(Dataset listings of figures)
⁂

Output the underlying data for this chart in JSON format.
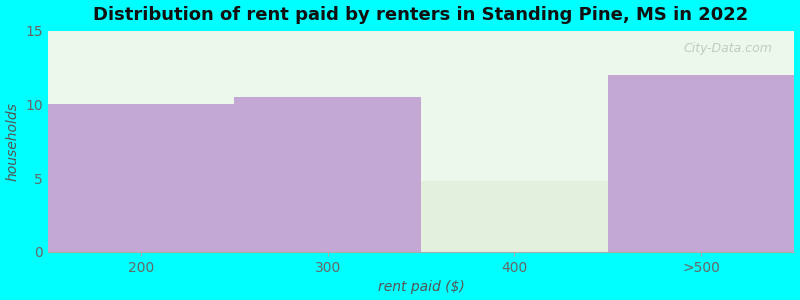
{
  "categories": [
    "200",
    "300",
    "400",
    ">500"
  ],
  "values": [
    10.0,
    10.5,
    4.8,
    12.0
  ],
  "bar_colors": [
    "#C4A8D4",
    "#C4A8D4",
    "#E2F0DC",
    "#C4A8D4"
  ],
  "title": "Distribution of rent paid by renters in Standing Pine, MS in 2022",
  "xlabel": "rent paid ($)",
  "ylabel": "households",
  "ylim": [
    0,
    15
  ],
  "yticks": [
    0,
    5,
    10,
    15
  ],
  "background_color": "#00FFFF",
  "plot_bg_top": "#EDFAED",
  "plot_bg_bottom": "#F5FFF5",
  "title_fontsize": 13,
  "axis_label_fontsize": 10,
  "tick_fontsize": 10,
  "bar_width": 1.0,
  "watermark": "City-Data.com"
}
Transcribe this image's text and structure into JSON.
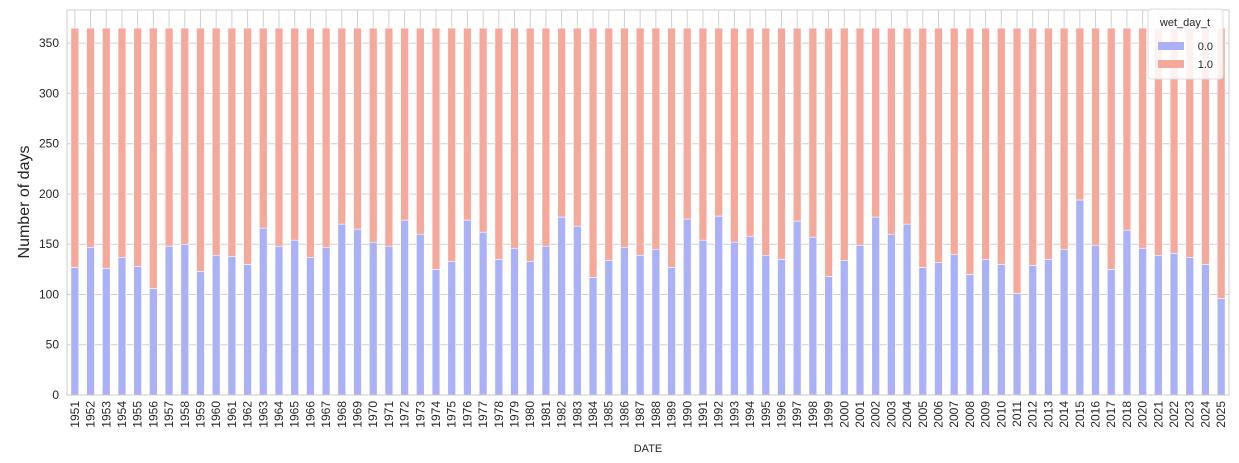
{
  "chart_data": {
    "type": "bar",
    "stacked": true,
    "title": "",
    "xlabel": "DATE",
    "ylabel": "Number of days",
    "ylim": [
      0,
      383
    ],
    "yticks": [
      0,
      50,
      100,
      150,
      200,
      250,
      300,
      350
    ],
    "grid": true,
    "legend_position": "upper right",
    "legend_title": "wet_day_t",
    "categories": [
      "1951",
      "1952",
      "1953",
      "1954",
      "1955",
      "1956",
      "1957",
      "1958",
      "1959",
      "1960",
      "1961",
      "1962",
      "1963",
      "1964",
      "1965",
      "1966",
      "1967",
      "1968",
      "1969",
      "1970",
      "1971",
      "1972",
      "1973",
      "1974",
      "1975",
      "1976",
      "1977",
      "1978",
      "1979",
      "1980",
      "1981",
      "1982",
      "1983",
      "1984",
      "1985",
      "1986",
      "1987",
      "1988",
      "1989",
      "1990",
      "1991",
      "1992",
      "1993",
      "1994",
      "1995",
      "1996",
      "1997",
      "1998",
      "1999",
      "2000",
      "2001",
      "2002",
      "2003",
      "2004",
      "2005",
      "2006",
      "2007",
      "2008",
      "2009",
      "2010",
      "2011",
      "2012",
      "2013",
      "2014",
      "2015",
      "2016",
      "2017",
      "2018",
      "2020",
      "2021",
      "2022",
      "2023",
      "2024",
      "2025"
    ],
    "series": [
      {
        "name": "0.0",
        "color": "#aab1f6",
        "values": [
          127,
          147,
          126,
          137,
          128,
          106,
          148,
          150,
          123,
          139,
          138,
          130,
          166,
          148,
          154,
          137,
          147,
          170,
          165,
          152,
          148,
          174,
          160,
          125,
          133,
          174,
          162,
          135,
          146,
          133,
          148,
          177,
          168,
          117,
          134,
          147,
          139,
          145,
          127,
          175,
          154,
          178,
          152,
          158,
          139,
          135,
          173,
          157,
          118,
          134,
          149,
          177,
          160,
          170,
          127,
          132,
          140,
          120,
          135,
          130,
          101,
          129,
          135,
          145,
          194,
          149,
          125,
          164,
          146,
          139,
          141,
          137,
          130,
          96
        ]
      },
      {
        "name": "1.0",
        "color": "#f5a99b",
        "values": [
          238,
          218,
          239,
          228,
          237,
          259,
          217,
          215,
          242,
          226,
          227,
          235,
          199,
          217,
          211,
          228,
          218,
          195,
          200,
          213,
          217,
          191,
          205,
          240,
          232,
          191,
          203,
          230,
          219,
          232,
          217,
          188,
          197,
          248,
          231,
          218,
          226,
          220,
          238,
          190,
          211,
          187,
          213,
          207,
          226,
          230,
          192,
          208,
          247,
          231,
          216,
          188,
          205,
          195,
          238,
          233,
          225,
          245,
          230,
          235,
          264,
          236,
          230,
          220,
          171,
          216,
          240,
          201,
          219,
          226,
          224,
          228,
          235,
          269
        ]
      }
    ]
  }
}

⁂

#### [What to produce]
Pull every line containing "this" from the material above.

#### [Task result]
Output the underlying data for this chart in JSON format.
Transcribe this image's text and structure into JSON.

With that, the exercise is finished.